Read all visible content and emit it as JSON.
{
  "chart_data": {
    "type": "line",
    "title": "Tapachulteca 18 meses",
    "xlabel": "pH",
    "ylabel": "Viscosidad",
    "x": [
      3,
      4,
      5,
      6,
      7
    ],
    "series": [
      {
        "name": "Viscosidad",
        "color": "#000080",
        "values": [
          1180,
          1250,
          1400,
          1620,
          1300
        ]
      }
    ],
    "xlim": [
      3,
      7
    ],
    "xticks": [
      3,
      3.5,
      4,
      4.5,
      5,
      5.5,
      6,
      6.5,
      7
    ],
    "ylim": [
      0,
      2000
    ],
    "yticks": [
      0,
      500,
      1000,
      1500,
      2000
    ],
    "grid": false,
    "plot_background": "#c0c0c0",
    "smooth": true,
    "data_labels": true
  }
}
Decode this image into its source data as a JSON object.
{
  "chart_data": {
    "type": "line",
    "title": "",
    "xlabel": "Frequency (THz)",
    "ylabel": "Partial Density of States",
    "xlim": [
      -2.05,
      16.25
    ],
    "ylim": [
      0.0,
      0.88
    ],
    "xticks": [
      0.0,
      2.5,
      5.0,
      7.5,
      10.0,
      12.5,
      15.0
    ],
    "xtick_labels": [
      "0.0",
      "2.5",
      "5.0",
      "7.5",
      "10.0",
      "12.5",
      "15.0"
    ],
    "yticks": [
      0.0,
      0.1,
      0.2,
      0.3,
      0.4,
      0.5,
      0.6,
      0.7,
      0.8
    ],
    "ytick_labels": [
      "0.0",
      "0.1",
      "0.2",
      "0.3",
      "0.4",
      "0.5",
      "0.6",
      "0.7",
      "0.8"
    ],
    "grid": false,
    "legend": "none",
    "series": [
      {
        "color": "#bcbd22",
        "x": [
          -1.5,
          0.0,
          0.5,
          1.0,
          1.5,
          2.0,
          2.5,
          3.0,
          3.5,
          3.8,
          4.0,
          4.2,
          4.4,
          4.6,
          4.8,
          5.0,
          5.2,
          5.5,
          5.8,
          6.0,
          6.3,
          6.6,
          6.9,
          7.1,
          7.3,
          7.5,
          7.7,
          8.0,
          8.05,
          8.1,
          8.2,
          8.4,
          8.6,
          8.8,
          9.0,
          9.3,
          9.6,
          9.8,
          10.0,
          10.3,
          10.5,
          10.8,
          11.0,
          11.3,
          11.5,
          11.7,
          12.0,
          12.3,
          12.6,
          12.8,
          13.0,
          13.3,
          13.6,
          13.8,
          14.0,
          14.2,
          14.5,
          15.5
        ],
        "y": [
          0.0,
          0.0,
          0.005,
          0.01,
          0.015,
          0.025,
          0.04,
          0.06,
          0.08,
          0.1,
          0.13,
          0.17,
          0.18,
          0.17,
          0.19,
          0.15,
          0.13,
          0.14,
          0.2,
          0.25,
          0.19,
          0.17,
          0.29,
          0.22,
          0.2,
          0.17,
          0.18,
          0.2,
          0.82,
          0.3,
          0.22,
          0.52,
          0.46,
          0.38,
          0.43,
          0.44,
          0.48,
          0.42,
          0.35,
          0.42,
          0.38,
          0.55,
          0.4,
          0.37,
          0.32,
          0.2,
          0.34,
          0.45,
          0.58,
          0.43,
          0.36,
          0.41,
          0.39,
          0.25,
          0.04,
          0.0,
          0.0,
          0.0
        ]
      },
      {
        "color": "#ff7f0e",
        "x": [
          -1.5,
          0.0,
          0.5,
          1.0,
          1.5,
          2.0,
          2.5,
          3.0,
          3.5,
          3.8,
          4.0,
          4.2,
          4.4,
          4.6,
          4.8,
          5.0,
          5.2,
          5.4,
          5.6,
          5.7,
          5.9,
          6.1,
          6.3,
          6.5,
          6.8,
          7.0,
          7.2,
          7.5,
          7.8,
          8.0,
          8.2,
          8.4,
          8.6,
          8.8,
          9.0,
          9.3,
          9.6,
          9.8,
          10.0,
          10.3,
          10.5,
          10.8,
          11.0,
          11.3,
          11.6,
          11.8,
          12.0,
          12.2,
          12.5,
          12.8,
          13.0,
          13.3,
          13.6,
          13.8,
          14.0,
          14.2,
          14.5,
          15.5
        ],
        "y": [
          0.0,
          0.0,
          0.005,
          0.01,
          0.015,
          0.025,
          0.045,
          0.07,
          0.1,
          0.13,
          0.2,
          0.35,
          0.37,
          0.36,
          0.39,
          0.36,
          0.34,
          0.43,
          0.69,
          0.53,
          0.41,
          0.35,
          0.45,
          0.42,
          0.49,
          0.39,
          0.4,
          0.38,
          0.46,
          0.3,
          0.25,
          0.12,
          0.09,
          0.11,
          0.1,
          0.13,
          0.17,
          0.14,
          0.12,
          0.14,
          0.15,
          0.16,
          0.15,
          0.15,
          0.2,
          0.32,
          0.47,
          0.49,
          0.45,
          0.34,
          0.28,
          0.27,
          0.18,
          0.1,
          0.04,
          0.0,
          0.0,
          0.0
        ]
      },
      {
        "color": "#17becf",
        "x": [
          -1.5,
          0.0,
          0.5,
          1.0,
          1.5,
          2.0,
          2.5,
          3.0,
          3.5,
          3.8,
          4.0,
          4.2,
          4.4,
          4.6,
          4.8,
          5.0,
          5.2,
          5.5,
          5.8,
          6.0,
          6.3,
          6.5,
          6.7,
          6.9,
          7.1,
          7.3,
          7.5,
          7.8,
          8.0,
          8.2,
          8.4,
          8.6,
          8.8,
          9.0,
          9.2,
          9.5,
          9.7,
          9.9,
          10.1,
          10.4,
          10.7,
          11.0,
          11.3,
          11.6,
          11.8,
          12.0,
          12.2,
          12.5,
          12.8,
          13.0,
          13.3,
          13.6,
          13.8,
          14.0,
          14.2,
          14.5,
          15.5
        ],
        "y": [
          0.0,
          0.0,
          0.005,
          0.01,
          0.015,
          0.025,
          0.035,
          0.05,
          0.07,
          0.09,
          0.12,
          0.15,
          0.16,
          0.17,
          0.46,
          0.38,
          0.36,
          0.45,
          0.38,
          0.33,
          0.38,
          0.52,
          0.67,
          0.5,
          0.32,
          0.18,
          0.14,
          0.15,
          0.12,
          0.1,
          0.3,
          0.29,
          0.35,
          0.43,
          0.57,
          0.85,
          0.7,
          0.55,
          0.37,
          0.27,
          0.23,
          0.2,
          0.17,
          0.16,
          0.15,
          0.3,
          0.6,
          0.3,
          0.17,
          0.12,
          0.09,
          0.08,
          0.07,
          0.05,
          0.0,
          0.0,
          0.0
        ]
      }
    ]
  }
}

PROMPT:
Extract all lines as given.

COMPLETED TASK:
Read all visible content and emit it as JSON.
{
  "chart_data": {
    "type": "line",
    "title": "Tapachulteca 18 meses",
    "xlabel": "pH",
    "ylabel": "Viscosidad",
    "x": [
      3,
      4,
      5,
      6,
      7
    ],
    "series": [
      {
        "name": "Viscosidad",
        "color": "#000080",
        "values": [
          1180,
          1250,
          1400,
          1620,
          1300
        ]
      }
    ],
    "xlim": [
      3,
      7
    ],
    "xticks": [
      3,
      3.5,
      4,
      4.5,
      5,
      5.5,
      6,
      6.5,
      7
    ],
    "ylim": [
      0,
      2000
    ],
    "yticks": [
      0,
      500,
      1000,
      1500,
      2000
    ],
    "grid": false,
    "plot_background": "#c0c0c0",
    "smooth": true,
    "data_labels": true
  }
}
Decode this image into its source data as a JSON object.
{
  "chart_data": {
    "type": "line",
    "title": "",
    "xlabel": "Frequency (THz)",
    "ylabel": "Partial Density of States",
    "xlim": [
      -2.05,
      16.25
    ],
    "ylim": [
      0.0,
      0.88
    ],
    "xticks": [
      0.0,
      2.5,
      5.0,
      7.5,
      10.0,
      12.5,
      15.0
    ],
    "xtick_labels": [
      "0.0",
      "2.5",
      "5.0",
      "7.5",
      "10.0",
      "12.5",
      "15.0"
    ],
    "yticks": [
      0.0,
      0.1,
      0.2,
      0.3,
      0.4,
      0.5,
      0.6,
      0.7,
      0.8
    ],
    "ytick_labels": [
      "0.0",
      "0.1",
      "0.2",
      "0.3",
      "0.4",
      "0.5",
      "0.6",
      "0.7",
      "0.8"
    ],
    "grid": false,
    "legend": "none",
    "series": [
      {
        "color": "#bcbd22",
        "x": [
          -1.5,
          0.0,
          0.5,
          1.0,
          1.5,
          2.0,
          2.5,
          3.0,
          3.5,
          3.8,
          4.0,
          4.2,
          4.4,
          4.6,
          4.8,
          5.0,
          5.2,
          5.5,
          5.8,
          6.0,
          6.3,
          6.6,
          6.9,
          7.1,
          7.3,
          7.5,
          7.7,
          8.0,
          8.05,
          8.1,
          8.2,
          8.4,
          8.6,
          8.8,
          9.0,
          9.3,
          9.6,
          9.8,
          10.0,
          10.3,
          10.5,
          10.8,
          11.0,
          11.3,
          11.5,
          11.7,
          12.0,
          12.3,
          12.6,
          12.8,
          13.0,
          13.3,
          13.6,
          13.8,
          14.0,
          14.2,
          14.5,
          15.5
        ],
        "y": [
          0.0,
          0.0,
          0.005,
          0.01,
          0.015,
          0.025,
          0.04,
          0.06,
          0.08,
          0.1,
          0.13,
          0.17,
          0.18,
          0.17,
          0.19,
          0.15,
          0.13,
          0.14,
          0.2,
          0.25,
          0.19,
          0.17,
          0.29,
          0.22,
          0.2,
          0.17,
          0.18,
          0.2,
          0.82,
          0.3,
          0.22,
          0.52,
          0.46,
          0.38,
          0.43,
          0.44,
          0.48,
          0.42,
          0.35,
          0.42,
          0.38,
          0.55,
          0.4,
          0.37,
          0.32,
          0.2,
          0.34,
          0.45,
          0.58,
          0.43,
          0.36,
          0.41,
          0.39,
          0.25,
          0.04,
          0.0,
          0.0,
          0.0
        ]
      },
      {
        "color": "#ff7f0e",
        "x": [
          -1.5,
          0.0,
          0.5,
          1.0,
          1.5,
          2.0,
          2.5,
          3.0,
          3.5,
          3.8,
          4.0,
          4.2,
          4.4,
          4.6,
          4.8,
          5.0,
          5.2,
          5.4,
          5.6,
          5.7,
          5.9,
          6.1,
          6.3,
          6.5,
          6.8,
          7.0,
          7.2,
          7.5,
          7.8,
          8.0,
          8.2,
          8.4,
          8.6,
          8.8,
          9.0,
          9.3,
          9.6,
          9.8,
          10.0,
          10.3,
          10.5,
          10.8,
          11.0,
          11.3,
          11.6,
          11.8,
          12.0,
          12.2,
          12.5,
          12.8,
          13.0,
          13.3,
          13.6,
          13.8,
          14.0,
          14.2,
          14.5,
          15.5
        ],
        "y": [
          0.0,
          0.0,
          0.005,
          0.01,
          0.015,
          0.025,
          0.045,
          0.07,
          0.1,
          0.13,
          0.2,
          0.35,
          0.37,
          0.36,
          0.39,
          0.36,
          0.34,
          0.43,
          0.69,
          0.53,
          0.41,
          0.35,
          0.45,
          0.42,
          0.49,
          0.39,
          0.4,
          0.38,
          0.46,
          0.3,
          0.25,
          0.12,
          0.09,
          0.11,
          0.1,
          0.13,
          0.17,
          0.14,
          0.12,
          0.14,
          0.15,
          0.16,
          0.15,
          0.15,
          0.2,
          0.32,
          0.47,
          0.49,
          0.45,
          0.34,
          0.28,
          0.27,
          0.18,
          0.1,
          0.04,
          0.0,
          0.0,
          0.0
        ]
      },
      {
        "color": "#17becf",
        "x": [
          -1.5,
          0.0,
          0.5,
          1.0,
          1.5,
          2.0,
          2.5,
          3.0,
          3.5,
          3.8,
          4.0,
          4.2,
          4.4,
          4.6,
          4.8,
          5.0,
          5.2,
          5.5,
          5.8,
          6.0,
          6.3,
          6.5,
          6.7,
          6.9,
          7.1,
          7.3,
          7.5,
          7.8,
          8.0,
          8.2,
          8.4,
          8.6,
          8.8,
          9.0,
          9.2,
          9.5,
          9.7,
          9.9,
          10.1,
          10.4,
          10.7,
          11.0,
          11.3,
          11.6,
          11.8,
          12.0,
          12.2,
          12.5,
          12.8,
          13.0,
          13.3,
          13.6,
          13.8,
          14.0,
          14.2,
          14.5,
          15.5
        ],
        "y": [
          0.0,
          0.0,
          0.005,
          0.01,
          0.015,
          0.025,
          0.035,
          0.05,
          0.07,
          0.09,
          0.12,
          0.15,
          0.16,
          0.17,
          0.46,
          0.38,
          0.36,
          0.45,
          0.38,
          0.33,
          0.38,
          0.52,
          0.67,
          0.5,
          0.32,
          0.18,
          0.14,
          0.15,
          0.12,
          0.1,
          0.3,
          0.29,
          0.35,
          0.43,
          0.57,
          0.85,
          0.7,
          0.55,
          0.37,
          0.27,
          0.23,
          0.2,
          0.17,
          0.16,
          0.15,
          0.3,
          0.6,
          0.3,
          0.17,
          0.12,
          0.09,
          0.08,
          0.07,
          0.05,
          0.0,
          0.0,
          0.0
        ]
      }
    ]
  }
}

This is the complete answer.